WRITTEN EXERCISE
Find each line with the word "требований" and copy it.

(Recorded data)
'''

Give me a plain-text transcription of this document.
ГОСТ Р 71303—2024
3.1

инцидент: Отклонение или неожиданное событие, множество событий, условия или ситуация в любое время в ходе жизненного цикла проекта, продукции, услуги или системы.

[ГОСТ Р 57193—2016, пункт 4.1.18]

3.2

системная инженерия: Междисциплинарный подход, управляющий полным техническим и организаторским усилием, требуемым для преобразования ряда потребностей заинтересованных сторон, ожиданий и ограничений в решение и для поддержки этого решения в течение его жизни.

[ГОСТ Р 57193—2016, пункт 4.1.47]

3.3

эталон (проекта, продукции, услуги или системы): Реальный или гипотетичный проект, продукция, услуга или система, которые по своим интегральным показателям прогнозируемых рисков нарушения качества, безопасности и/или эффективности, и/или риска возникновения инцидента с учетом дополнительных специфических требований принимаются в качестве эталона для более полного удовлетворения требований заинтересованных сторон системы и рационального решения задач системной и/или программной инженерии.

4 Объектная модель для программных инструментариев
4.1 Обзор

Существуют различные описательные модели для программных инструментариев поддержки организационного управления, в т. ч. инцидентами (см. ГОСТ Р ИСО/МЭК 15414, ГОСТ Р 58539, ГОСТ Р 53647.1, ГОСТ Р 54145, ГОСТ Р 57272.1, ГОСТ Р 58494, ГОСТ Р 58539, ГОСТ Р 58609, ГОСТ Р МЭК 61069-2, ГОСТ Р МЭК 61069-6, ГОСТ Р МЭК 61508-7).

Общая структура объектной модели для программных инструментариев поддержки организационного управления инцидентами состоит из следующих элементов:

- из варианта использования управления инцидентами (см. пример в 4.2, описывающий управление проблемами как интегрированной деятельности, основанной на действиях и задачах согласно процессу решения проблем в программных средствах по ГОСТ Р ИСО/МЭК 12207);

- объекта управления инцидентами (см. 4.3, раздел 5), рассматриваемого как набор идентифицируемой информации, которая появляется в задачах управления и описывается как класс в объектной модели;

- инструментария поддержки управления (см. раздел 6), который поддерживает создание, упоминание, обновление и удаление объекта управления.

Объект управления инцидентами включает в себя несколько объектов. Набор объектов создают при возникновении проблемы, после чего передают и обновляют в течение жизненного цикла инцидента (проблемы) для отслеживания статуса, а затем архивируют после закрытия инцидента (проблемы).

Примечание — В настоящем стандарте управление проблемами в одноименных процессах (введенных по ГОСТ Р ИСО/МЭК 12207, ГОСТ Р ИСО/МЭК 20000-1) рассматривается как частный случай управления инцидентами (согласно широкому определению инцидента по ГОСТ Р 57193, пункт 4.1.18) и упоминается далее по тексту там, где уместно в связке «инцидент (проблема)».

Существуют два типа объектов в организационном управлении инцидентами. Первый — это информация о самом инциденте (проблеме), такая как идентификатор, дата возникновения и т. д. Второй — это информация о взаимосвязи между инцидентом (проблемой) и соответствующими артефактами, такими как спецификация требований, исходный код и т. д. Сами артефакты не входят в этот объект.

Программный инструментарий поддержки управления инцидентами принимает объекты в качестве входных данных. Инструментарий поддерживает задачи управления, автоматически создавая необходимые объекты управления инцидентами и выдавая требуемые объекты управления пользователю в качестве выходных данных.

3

'''

EXERCISE SOLUTION
эталон (проекта, продукции, услуги или системы): Реальный или гипотетичный проект, продукция, услуга или система, которые по своим интегральным показателям прогнозируемых рисков нарушения качества, безопасности и/или эффективности, и/или риска возникновения инцидента с учетом дополнительных специфических требований принимаются в качестве эталона для более полного удовлетворения требований заинтересованных сторон системы и рационального решения задач системной и/или программной инженерии.
Существуют два типа объектов в организационном управлении инцидентами. Первый — это информация о самом инциденте (проблеме), такая как идентификатор, дата возникновения и т. д. Второй — это информация о взаимосвязи между инцидентом (проблемой) и соответствующими артефактами, такими как спецификация требований, исходный код и т. д. Сами артефакты не входят в этот объект.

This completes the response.